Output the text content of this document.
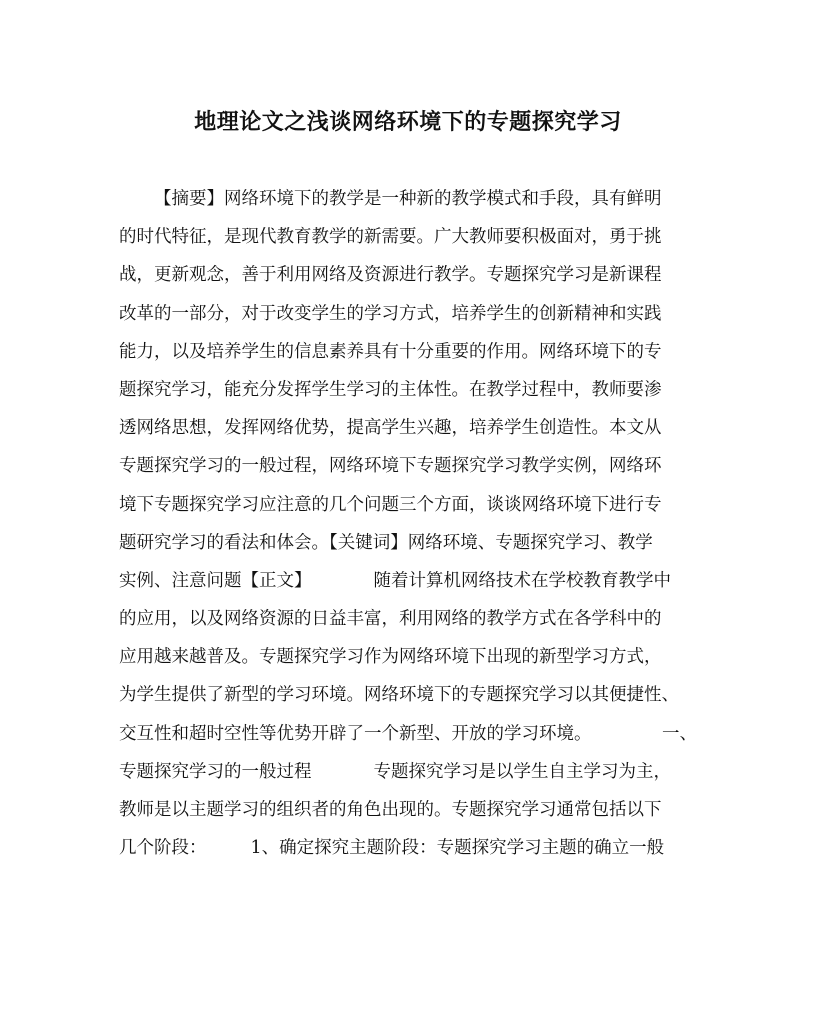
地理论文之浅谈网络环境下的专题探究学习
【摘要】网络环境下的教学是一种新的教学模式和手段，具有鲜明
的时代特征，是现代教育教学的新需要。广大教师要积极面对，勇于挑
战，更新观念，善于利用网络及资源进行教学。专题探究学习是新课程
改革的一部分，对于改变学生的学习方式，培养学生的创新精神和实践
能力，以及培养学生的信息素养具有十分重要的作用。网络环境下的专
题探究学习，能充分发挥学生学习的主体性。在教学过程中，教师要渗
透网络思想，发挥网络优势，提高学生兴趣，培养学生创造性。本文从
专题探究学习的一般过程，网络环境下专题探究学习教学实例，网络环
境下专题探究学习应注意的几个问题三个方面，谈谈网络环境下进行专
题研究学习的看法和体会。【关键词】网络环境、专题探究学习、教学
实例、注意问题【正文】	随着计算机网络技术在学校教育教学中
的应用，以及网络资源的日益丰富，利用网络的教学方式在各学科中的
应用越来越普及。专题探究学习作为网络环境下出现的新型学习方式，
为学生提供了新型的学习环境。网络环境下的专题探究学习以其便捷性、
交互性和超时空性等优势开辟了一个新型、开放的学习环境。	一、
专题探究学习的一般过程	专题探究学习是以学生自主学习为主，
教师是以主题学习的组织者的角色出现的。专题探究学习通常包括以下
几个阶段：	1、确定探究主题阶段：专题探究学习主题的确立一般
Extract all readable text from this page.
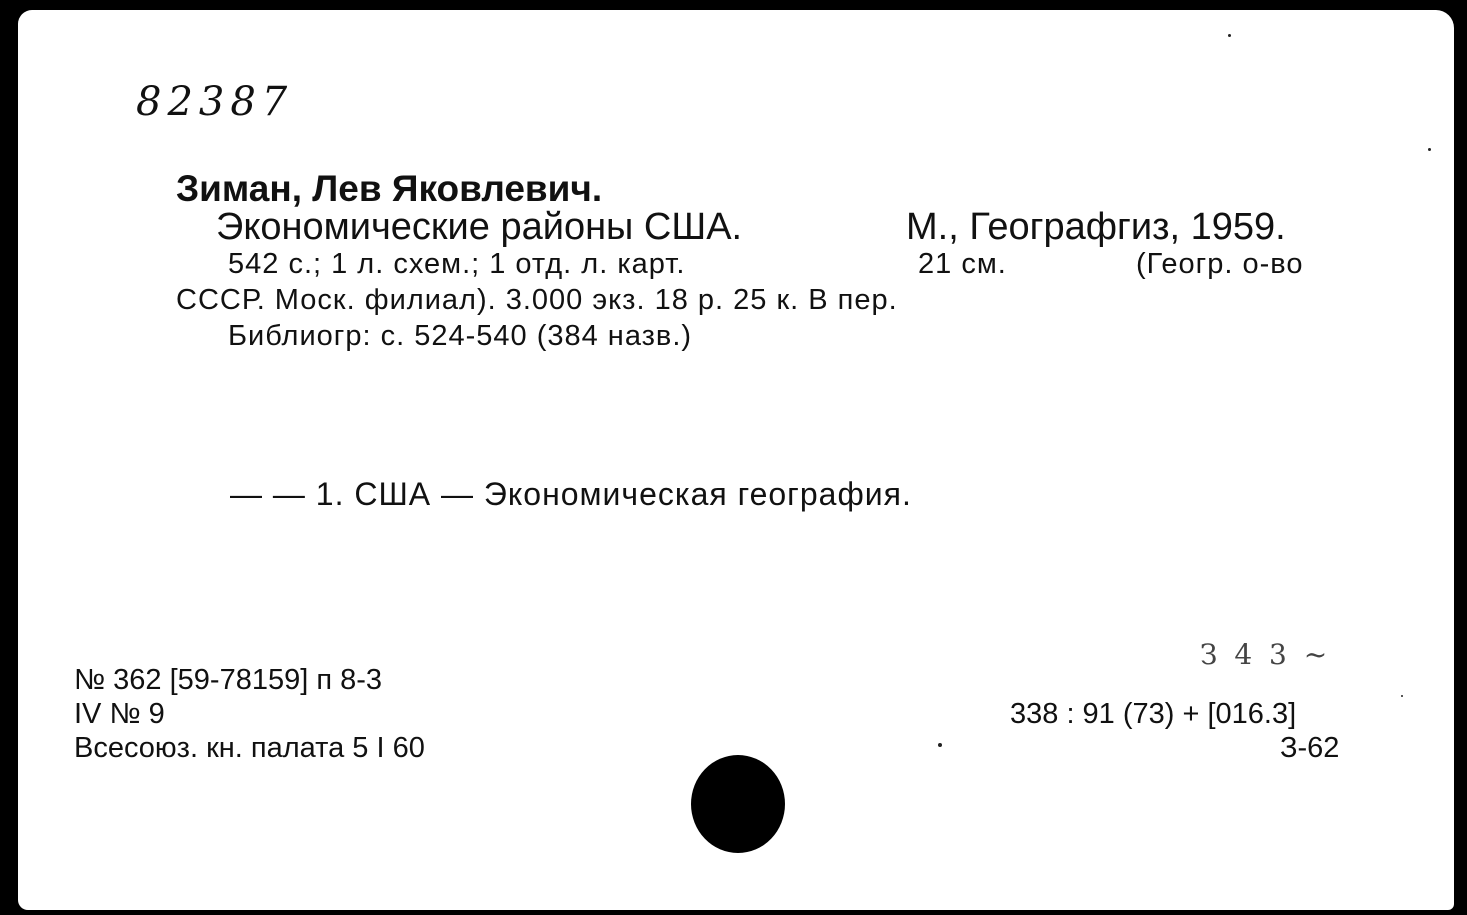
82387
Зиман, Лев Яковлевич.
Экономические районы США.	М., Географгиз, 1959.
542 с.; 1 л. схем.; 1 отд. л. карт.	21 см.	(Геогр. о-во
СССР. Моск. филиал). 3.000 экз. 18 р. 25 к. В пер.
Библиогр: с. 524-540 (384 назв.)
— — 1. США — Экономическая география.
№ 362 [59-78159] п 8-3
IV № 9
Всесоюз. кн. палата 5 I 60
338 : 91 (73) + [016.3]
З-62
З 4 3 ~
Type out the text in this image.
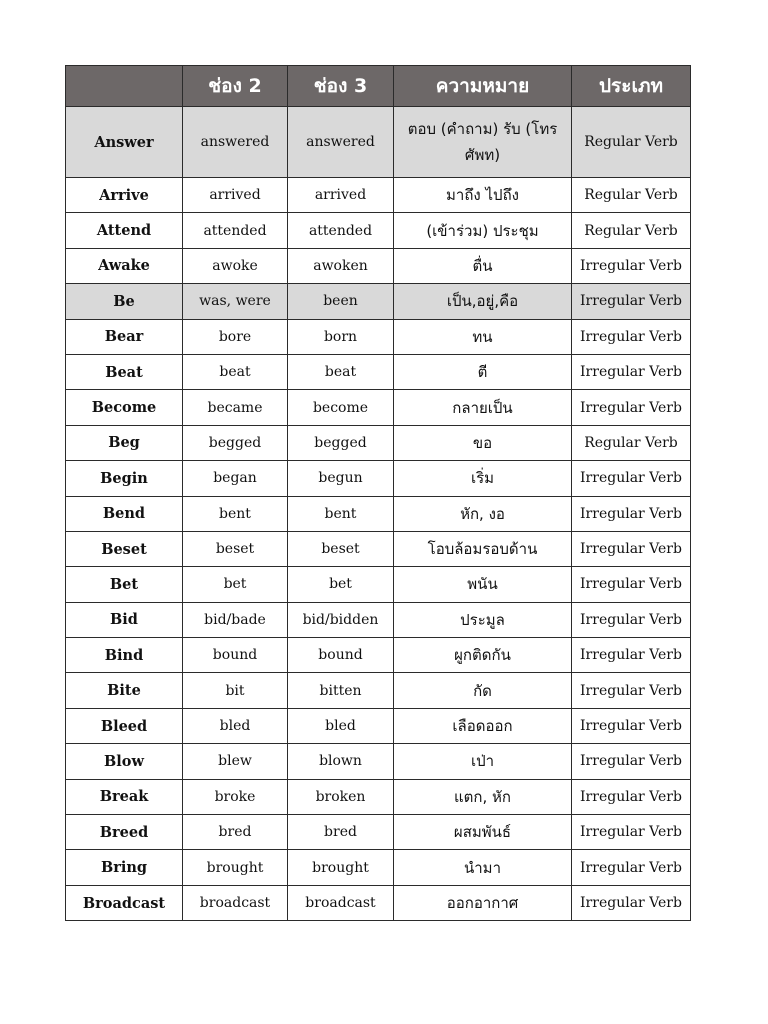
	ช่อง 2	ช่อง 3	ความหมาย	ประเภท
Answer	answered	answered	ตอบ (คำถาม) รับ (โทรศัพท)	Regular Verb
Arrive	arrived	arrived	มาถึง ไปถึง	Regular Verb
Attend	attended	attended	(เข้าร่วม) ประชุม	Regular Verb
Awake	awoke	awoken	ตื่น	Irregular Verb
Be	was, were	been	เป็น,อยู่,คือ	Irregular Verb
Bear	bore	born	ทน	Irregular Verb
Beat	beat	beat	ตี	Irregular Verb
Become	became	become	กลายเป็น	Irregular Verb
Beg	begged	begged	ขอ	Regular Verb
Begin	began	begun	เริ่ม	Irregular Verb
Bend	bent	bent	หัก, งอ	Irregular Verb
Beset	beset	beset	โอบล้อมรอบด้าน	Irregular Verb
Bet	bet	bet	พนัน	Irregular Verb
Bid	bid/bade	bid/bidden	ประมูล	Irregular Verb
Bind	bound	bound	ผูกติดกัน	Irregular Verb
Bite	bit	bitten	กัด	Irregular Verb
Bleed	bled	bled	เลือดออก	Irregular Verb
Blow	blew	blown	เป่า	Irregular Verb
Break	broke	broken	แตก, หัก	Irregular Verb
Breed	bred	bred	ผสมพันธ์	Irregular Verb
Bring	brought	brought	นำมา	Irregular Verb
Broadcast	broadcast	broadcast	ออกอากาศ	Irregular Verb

▸ WORK INSTRUCTIONS
How many lines in the listing above contain "this"? Answer with the number alone.

▸ EXERCISE RESULT
3